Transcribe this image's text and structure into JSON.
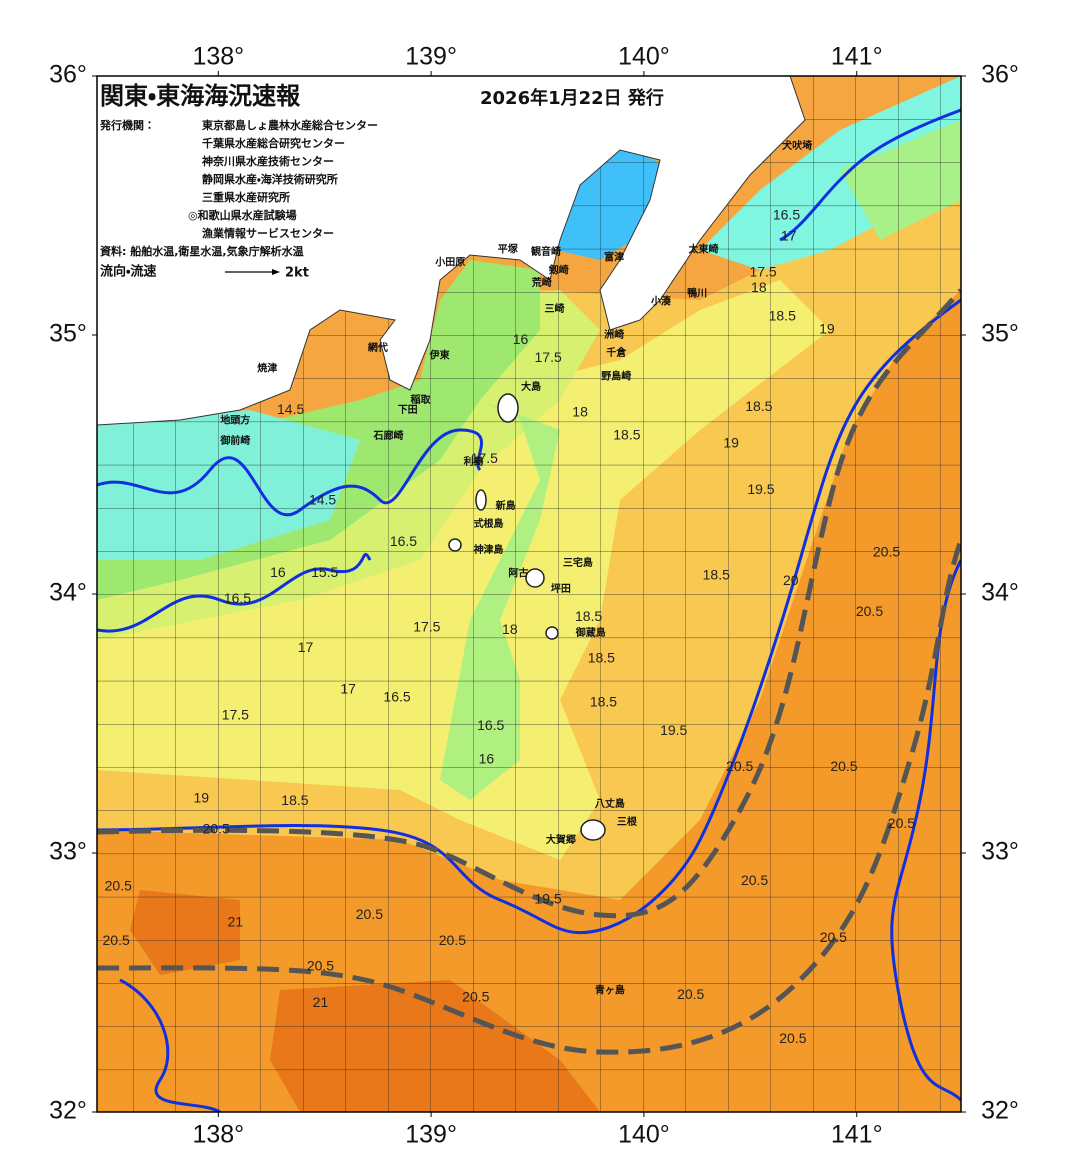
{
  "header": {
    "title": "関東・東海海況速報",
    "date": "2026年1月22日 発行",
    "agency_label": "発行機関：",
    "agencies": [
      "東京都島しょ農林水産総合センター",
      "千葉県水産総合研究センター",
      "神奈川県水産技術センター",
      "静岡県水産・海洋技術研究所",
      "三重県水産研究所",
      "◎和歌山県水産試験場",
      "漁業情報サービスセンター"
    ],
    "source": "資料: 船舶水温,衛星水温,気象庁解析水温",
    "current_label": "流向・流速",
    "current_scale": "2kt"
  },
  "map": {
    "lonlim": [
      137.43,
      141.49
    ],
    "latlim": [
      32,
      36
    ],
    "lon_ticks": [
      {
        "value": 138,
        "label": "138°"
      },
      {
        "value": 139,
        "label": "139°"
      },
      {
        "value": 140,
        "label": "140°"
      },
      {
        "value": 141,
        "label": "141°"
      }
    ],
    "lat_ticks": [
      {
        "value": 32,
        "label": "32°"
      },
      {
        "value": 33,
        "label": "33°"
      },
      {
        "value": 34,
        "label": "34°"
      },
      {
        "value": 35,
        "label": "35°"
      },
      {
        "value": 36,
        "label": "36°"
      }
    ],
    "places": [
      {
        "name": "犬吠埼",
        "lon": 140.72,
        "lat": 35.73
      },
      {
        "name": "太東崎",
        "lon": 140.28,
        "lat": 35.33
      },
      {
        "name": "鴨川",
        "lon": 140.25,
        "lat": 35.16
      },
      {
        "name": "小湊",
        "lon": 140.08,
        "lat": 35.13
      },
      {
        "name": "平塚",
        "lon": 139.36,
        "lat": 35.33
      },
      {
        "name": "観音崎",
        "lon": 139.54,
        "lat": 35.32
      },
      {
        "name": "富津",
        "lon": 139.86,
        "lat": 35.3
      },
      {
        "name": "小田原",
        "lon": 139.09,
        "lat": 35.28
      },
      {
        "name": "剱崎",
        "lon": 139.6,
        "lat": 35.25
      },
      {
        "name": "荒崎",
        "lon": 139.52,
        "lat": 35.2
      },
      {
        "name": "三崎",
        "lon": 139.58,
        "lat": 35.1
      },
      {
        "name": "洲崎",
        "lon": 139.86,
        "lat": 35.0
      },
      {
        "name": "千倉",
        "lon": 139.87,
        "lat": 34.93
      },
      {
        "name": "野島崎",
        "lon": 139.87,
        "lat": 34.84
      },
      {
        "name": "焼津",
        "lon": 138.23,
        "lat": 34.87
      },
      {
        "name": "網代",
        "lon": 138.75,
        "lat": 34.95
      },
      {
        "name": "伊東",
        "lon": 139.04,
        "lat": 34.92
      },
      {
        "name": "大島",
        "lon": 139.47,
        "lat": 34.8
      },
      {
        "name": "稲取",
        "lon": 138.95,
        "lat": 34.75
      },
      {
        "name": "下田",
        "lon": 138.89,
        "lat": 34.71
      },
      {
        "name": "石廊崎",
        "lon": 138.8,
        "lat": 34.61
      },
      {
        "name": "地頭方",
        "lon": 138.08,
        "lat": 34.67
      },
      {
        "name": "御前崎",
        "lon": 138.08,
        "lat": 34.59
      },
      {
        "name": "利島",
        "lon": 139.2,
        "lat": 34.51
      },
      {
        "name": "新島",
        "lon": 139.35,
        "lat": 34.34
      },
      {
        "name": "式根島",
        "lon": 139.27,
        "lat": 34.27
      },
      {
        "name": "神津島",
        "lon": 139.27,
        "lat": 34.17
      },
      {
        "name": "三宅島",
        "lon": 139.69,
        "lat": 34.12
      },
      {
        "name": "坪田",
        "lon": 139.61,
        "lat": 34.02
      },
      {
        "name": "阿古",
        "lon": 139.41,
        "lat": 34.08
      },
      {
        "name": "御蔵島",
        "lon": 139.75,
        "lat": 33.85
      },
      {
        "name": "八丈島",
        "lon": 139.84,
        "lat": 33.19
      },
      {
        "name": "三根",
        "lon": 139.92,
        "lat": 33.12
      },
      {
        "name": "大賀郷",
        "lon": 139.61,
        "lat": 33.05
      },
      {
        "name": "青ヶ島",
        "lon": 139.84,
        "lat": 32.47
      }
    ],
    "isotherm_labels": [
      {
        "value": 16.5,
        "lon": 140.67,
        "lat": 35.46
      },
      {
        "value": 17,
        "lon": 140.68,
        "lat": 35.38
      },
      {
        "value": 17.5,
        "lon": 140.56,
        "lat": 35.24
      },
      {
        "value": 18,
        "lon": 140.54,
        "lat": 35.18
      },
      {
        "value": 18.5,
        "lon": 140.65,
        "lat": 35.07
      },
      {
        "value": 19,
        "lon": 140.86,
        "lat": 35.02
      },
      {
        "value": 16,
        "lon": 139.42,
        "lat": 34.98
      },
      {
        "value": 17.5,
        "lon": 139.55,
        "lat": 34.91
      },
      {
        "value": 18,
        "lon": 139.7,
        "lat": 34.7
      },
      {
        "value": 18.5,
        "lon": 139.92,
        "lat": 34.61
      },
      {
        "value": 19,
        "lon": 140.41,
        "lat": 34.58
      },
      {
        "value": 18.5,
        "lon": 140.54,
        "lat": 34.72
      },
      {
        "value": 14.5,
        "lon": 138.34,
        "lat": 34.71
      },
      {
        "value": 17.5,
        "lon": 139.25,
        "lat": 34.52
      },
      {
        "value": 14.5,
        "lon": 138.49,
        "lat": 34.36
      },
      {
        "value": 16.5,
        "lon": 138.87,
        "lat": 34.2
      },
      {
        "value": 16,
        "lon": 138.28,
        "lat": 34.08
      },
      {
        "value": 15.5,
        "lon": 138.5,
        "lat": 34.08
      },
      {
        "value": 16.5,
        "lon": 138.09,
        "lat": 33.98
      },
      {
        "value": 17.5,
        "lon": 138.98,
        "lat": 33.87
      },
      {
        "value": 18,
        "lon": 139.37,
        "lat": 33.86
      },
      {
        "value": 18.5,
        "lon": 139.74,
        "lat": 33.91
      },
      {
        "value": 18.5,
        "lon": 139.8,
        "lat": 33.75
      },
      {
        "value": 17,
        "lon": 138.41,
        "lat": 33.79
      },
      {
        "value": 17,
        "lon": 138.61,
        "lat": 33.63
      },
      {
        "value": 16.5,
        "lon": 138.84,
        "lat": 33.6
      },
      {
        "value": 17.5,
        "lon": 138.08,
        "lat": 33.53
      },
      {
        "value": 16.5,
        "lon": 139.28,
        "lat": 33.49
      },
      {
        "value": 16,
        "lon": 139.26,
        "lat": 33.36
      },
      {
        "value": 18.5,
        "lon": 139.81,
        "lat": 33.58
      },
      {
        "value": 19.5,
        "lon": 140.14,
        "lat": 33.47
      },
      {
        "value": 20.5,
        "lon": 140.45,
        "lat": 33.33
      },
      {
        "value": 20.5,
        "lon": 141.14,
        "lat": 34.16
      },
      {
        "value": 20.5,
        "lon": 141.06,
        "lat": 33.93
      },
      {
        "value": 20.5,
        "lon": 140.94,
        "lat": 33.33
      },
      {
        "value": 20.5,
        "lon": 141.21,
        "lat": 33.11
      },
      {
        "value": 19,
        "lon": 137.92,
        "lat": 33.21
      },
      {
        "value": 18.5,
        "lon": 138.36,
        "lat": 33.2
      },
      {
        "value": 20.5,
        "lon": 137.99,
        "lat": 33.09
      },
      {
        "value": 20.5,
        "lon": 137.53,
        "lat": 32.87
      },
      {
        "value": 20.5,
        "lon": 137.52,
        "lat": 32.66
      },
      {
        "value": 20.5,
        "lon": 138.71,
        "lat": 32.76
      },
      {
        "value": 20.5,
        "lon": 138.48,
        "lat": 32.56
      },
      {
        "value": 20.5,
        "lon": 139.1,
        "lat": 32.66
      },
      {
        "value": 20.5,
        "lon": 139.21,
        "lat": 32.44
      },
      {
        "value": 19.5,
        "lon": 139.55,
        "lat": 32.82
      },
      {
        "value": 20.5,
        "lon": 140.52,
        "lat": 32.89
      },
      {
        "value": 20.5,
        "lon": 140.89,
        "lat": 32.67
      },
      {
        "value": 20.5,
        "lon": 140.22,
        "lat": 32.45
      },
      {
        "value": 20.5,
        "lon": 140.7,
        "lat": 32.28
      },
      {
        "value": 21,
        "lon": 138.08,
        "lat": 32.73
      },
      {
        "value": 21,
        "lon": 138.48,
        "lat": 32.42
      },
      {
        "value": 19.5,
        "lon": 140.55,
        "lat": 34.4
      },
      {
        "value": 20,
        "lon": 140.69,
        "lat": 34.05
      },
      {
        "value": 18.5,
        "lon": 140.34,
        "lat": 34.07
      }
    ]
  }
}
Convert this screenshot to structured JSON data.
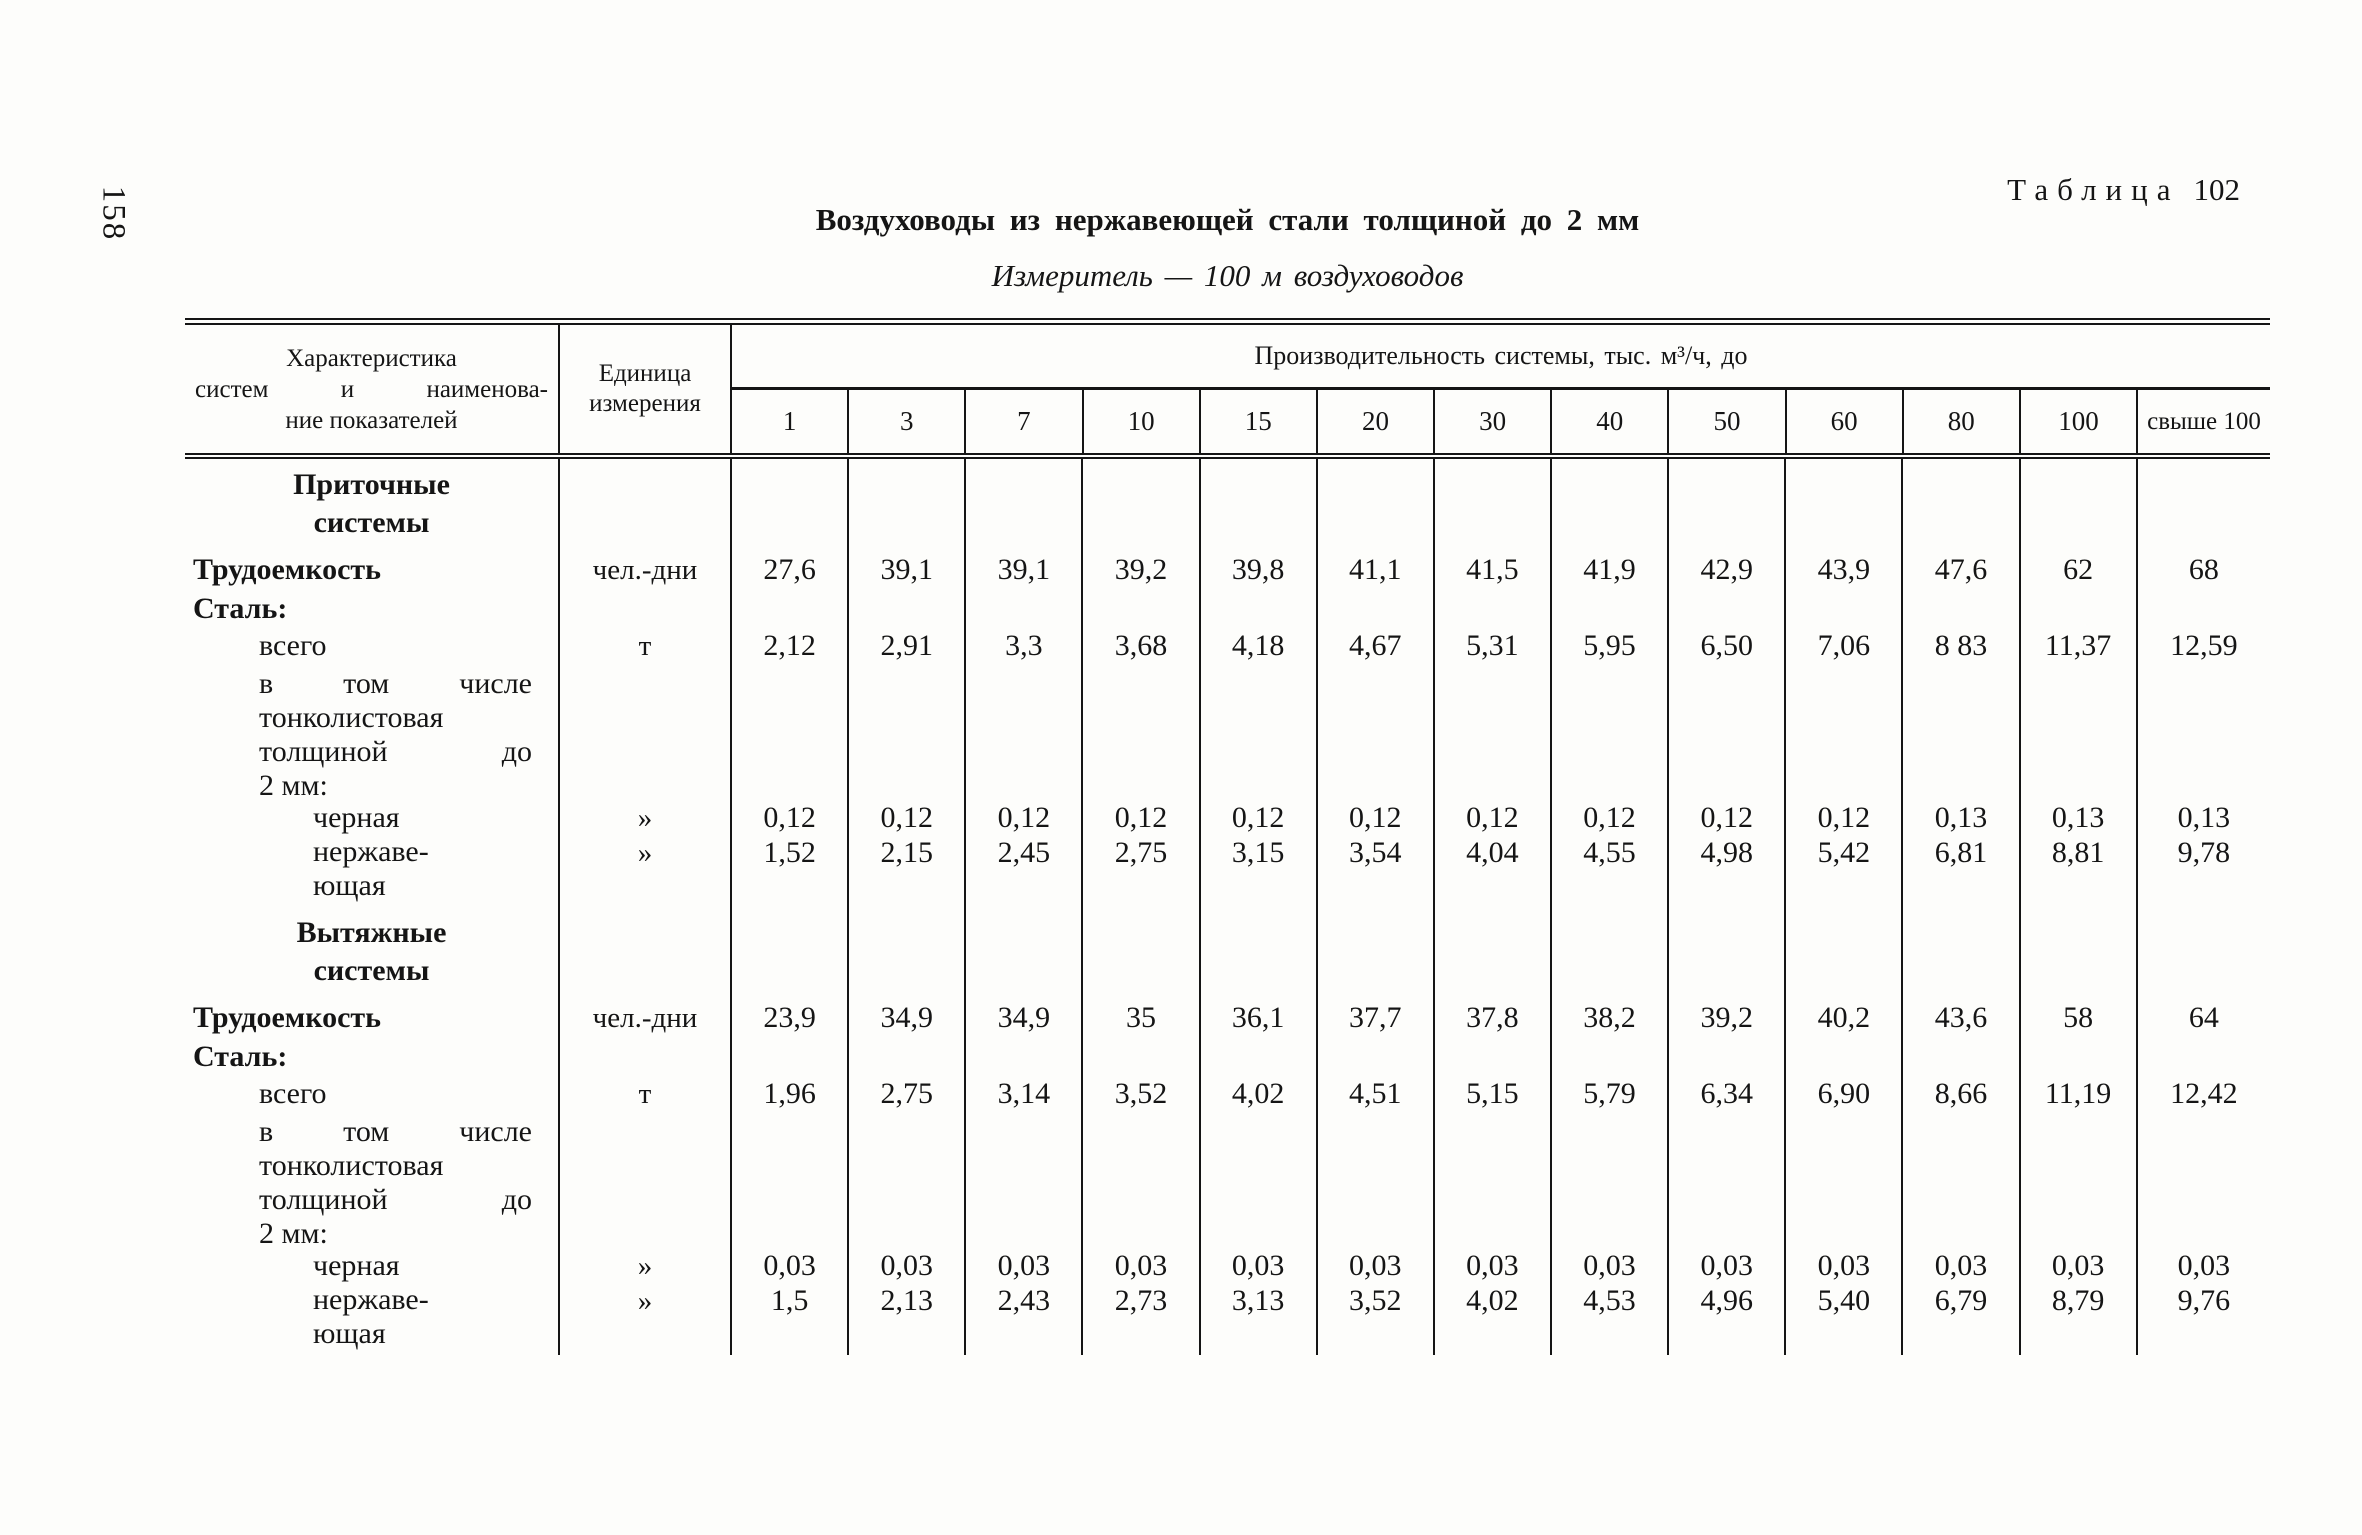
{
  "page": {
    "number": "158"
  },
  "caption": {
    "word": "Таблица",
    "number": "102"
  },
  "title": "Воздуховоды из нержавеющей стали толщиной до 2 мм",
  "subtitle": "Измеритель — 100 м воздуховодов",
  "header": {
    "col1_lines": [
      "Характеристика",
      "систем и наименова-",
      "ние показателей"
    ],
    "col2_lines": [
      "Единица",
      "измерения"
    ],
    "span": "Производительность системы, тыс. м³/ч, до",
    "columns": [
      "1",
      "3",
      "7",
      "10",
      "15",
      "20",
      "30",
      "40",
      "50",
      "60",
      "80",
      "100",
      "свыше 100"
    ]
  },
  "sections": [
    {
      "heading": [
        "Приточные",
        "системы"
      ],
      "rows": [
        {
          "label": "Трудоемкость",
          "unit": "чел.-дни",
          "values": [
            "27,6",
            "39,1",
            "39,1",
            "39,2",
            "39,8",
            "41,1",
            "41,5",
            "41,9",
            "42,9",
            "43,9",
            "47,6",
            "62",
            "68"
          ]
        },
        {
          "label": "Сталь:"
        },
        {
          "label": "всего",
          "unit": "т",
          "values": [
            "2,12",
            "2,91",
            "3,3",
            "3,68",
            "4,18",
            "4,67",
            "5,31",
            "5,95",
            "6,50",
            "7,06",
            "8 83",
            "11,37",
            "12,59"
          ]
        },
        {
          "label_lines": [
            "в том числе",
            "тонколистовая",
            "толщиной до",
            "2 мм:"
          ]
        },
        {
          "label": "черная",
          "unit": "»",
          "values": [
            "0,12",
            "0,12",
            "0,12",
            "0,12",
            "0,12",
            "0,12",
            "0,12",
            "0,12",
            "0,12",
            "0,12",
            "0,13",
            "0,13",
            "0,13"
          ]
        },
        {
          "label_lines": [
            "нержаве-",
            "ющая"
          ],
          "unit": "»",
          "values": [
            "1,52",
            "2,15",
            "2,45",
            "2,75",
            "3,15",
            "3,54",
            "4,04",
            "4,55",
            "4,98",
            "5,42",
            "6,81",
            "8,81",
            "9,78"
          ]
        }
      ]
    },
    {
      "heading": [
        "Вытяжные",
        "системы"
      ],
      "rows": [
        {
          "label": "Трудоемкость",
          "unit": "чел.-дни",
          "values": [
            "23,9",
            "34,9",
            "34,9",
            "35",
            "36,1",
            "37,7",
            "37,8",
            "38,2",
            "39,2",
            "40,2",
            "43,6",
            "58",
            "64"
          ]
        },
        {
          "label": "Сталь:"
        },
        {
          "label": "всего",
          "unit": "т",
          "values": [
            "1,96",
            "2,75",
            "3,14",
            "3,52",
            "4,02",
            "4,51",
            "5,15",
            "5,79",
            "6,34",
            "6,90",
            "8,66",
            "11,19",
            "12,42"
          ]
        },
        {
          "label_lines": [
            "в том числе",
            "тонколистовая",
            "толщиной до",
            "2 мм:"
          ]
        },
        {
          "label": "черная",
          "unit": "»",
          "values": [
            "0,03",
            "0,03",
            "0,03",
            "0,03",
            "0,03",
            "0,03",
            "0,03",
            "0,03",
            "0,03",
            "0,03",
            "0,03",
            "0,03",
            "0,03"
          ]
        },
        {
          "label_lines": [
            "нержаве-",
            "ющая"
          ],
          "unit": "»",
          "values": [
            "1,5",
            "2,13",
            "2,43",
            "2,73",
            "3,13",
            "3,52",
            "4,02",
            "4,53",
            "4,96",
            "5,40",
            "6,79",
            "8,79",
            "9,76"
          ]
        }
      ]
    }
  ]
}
..........
Your objective:
Collect each line of the entries that has the word "this", copying it in full.

Written response:
Transcribe this image's text and structure into JSON.
Convert this screenshot to structured JSON data.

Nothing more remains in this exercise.